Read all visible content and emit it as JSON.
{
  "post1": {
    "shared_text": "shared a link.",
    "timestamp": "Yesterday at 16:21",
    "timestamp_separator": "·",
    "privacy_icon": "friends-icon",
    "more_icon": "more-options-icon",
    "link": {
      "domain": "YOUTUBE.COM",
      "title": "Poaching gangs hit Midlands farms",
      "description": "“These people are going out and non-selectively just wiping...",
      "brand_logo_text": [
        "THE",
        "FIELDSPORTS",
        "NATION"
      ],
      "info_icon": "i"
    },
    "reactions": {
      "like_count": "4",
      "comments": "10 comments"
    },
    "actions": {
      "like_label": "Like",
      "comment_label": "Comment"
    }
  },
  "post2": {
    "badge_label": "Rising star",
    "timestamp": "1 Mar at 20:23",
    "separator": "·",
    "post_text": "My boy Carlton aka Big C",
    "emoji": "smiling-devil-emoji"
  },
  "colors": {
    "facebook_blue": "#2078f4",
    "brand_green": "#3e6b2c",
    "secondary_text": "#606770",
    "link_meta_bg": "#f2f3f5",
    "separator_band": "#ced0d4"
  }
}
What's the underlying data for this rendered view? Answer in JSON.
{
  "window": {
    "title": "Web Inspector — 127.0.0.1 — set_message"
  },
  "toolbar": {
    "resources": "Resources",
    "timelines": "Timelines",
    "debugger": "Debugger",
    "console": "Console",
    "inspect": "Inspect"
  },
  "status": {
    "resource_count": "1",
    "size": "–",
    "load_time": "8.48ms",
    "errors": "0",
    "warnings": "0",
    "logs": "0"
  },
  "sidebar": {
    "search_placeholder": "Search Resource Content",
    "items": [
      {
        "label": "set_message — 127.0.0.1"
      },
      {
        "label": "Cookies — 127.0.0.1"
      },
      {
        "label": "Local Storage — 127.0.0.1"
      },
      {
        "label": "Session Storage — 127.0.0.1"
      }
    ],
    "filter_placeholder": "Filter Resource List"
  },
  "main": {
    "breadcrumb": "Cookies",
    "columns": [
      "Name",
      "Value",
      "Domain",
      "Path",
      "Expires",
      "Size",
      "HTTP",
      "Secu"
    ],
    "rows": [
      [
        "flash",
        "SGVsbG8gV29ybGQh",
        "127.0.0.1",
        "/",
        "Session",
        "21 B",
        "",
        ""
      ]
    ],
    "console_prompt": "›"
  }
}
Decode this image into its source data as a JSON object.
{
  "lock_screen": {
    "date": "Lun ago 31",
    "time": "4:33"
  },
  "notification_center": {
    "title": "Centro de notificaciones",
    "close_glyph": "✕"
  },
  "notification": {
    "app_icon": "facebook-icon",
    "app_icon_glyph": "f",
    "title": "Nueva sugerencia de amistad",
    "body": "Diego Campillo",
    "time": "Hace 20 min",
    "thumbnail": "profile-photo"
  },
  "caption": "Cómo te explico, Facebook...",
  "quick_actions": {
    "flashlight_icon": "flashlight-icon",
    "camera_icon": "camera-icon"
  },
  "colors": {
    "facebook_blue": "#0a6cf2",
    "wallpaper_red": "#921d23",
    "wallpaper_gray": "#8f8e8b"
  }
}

* TASK DETAILS *
Every record above should be copied exactly.

* ANSWER TO THIS EXERCISE *
Read all visible content and emit it as JSON.
{
  "post1": {
    "shared_text": "shared a link.",
    "timestamp": "Yesterday at 16:21",
    "timestamp_separator": "·",
    "privacy_icon": "friends-icon",
    "more_icon": "more-options-icon",
    "link": {
      "domain": "YOUTUBE.COM",
      "title": "Poaching gangs hit Midlands farms",
      "description": "“These people are going out and non-selectively just wiping...",
      "brand_logo_text": [
        "THE",
        "FIELDSPORTS",
        "NATION"
      ],
      "info_icon": "i"
    },
    "reactions": {
      "like_count": "4",
      "comments": "10 comments"
    },
    "actions": {
      "like_label": "Like",
      "comment_label": "Comment"
    }
  },
  "post2": {
    "badge_label": "Rising star",
    "timestamp": "1 Mar at 20:23",
    "separator": "·",
    "post_text": "My boy Carlton aka Big C",
    "emoji": "smiling-devil-emoji"
  },
  "colors": {
    "facebook_blue": "#2078f4",
    "brand_green": "#3e6b2c",
    "secondary_text": "#606770",
    "link_meta_bg": "#f2f3f5",
    "separator_band": "#ced0d4"
  }
}
What's the underlying data for this rendered view? Answer in JSON.
{
  "window": {
    "title": "Web Inspector — 127.0.0.1 — set_message"
  },
  "toolbar": {
    "resources": "Resources",
    "timelines": "Timelines",
    "debugger": "Debugger",
    "console": "Console",
    "inspect": "Inspect"
  },
  "status": {
    "resource_count": "1",
    "size": "–",
    "load_time": "8.48ms",
    "errors": "0",
    "warnings": "0",
    "logs": "0"
  },
  "sidebar": {
    "search_placeholder": "Search Resource Content",
    "items": [
      {
        "label": "set_message — 127.0.0.1"
      },
      {
        "label": "Cookies — 127.0.0.1"
      },
      {
        "label": "Local Storage — 127.0.0.1"
      },
      {
        "label": "Session Storage — 127.0.0.1"
      }
    ],
    "filter_placeholder": "Filter Resource List"
  },
  "main": {
    "breadcrumb": "Cookies",
    "columns": [
      "Name",
      "Value",
      "Domain",
      "Path",
      "Expires",
      "Size",
      "HTTP",
      "Secu"
    ],
    "rows": [
      [
        "flash",
        "SGVsbG8gV29ybGQh",
        "127.0.0.1",
        "/",
        "Session",
        "21 B",
        "",
        ""
      ]
    ],
    "console_prompt": "›"
  }
}
Decode this image into its source data as a JSON object.
{
  "lock_screen": {
    "date": "Lun ago 31",
    "time": "4:33"
  },
  "notification_center": {
    "title": "Centro de notificaciones",
    "close_glyph": "✕"
  },
  "notification": {
    "app_icon": "facebook-icon",
    "app_icon_glyph": "f",
    "title": "Nueva sugerencia de amistad",
    "body": "Diego Campillo",
    "time": "Hace 20 min",
    "thumbnail": "profile-photo"
  },
  "caption": "Cómo te explico, Facebook...",
  "quick_actions": {
    "flashlight_icon": "flashlight-icon",
    "camera_icon": "camera-icon"
  },
  "colors": {
    "facebook_blue": "#0a6cf2",
    "wallpaper_red": "#921d23",
    "wallpaper_gray": "#8f8e8b"
  }
}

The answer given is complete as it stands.